**Task details**. Reproduce all the entries exactly and keep the pictures out.

Saved entries:

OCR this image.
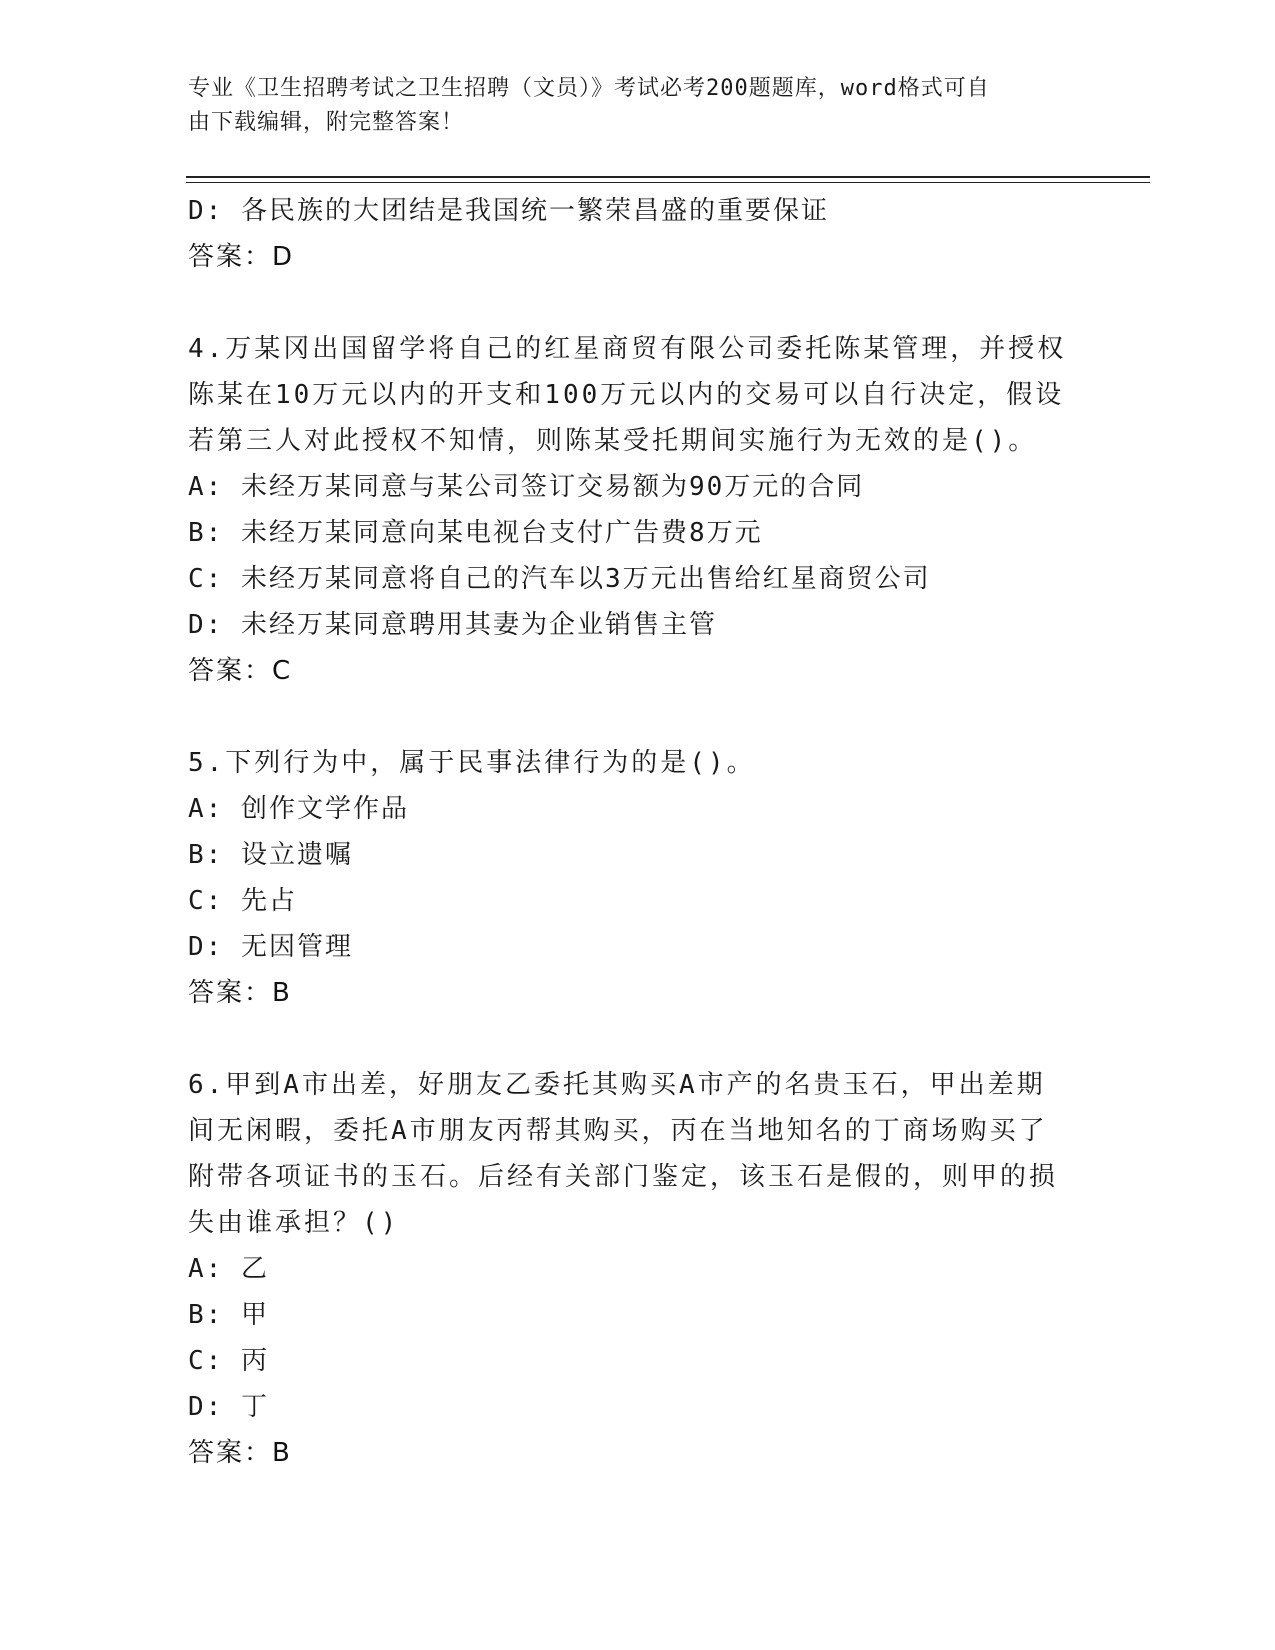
专业《卫生招聘考试之卫生招聘（文员）》考试必考200题题库，word格式可自
由下载编辑，附完整答案！
D: 各民族的大团结是我国统一繁荣昌盛的重要保证
答案：D
4.万某冈出国留学将自己的红星商贸有限公司委托陈某管理，并授权
陈某在10万元以内的开支和100万元以内的交易可以自行决定，假设
若第三人对此授权不知情，则陈某受托期间实施行为无效的是()。
A: 未经万某同意与某公司签订交易额为90万元的合同
B: 未经万某同意向某电视台支付广告费8万元
C: 未经万某同意将自己的汽车以3万元出售给红星商贸公司
D: 未经万某同意聘用其妻为企业销售主管
答案：C
5.下列行为中，属于民事法律行为的是()。
A: 创作文学作品
B: 设立遗嘱
C: 先占
D: 无因管理
答案：B
6.甲到A市出差，好朋友乙委托其购买A市产的名贵玉石，甲出差期
间无闲暇，委托A市朋友丙帮其购买，丙在当地知名的丁商场购买了
附带各项证书的玉石。后经有关部门鉴定，该玉石是假的，则甲的损
失由谁承担？()
A: 乙
B: 甲
C: 丙
D: 丁
答案：B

**Result for this exercise**.
OCR this image.
专业《卫生招聘考试之卫生招聘（文员）》考试必考200题题库，word格式可自
由下载编辑，附完整答案！
D: 各民族的大团结是我国统一繁荣昌盛的重要保证
答案：D
4.万某冈出国留学将自己的红星商贸有限公司委托陈某管理，并授权
陈某在10万元以内的开支和100万元以内的交易可以自行决定，假设
若第三人对此授权不知情，则陈某受托期间实施行为无效的是()。
A: 未经万某同意与某公司签订交易额为90万元的合同
B: 未经万某同意向某电视台支付广告费8万元
C: 未经万某同意将自己的汽车以3万元出售给红星商贸公司
D: 未经万某同意聘用其妻为企业销售主管
答案：C
5.下列行为中，属于民事法律行为的是()。
A: 创作文学作品
B: 设立遗嘱
C: 先占
D: 无因管理
答案：B
6.甲到A市出差，好朋友乙委托其购买A市产的名贵玉石，甲出差期
间无闲暇，委托A市朋友丙帮其购买，丙在当地知名的丁商场购买了
附带各项证书的玉石。后经有关部门鉴定，该玉石是假的，则甲的损
失由谁承担？()
A: 乙
B: 甲
C: 丙
D: 丁
答案：B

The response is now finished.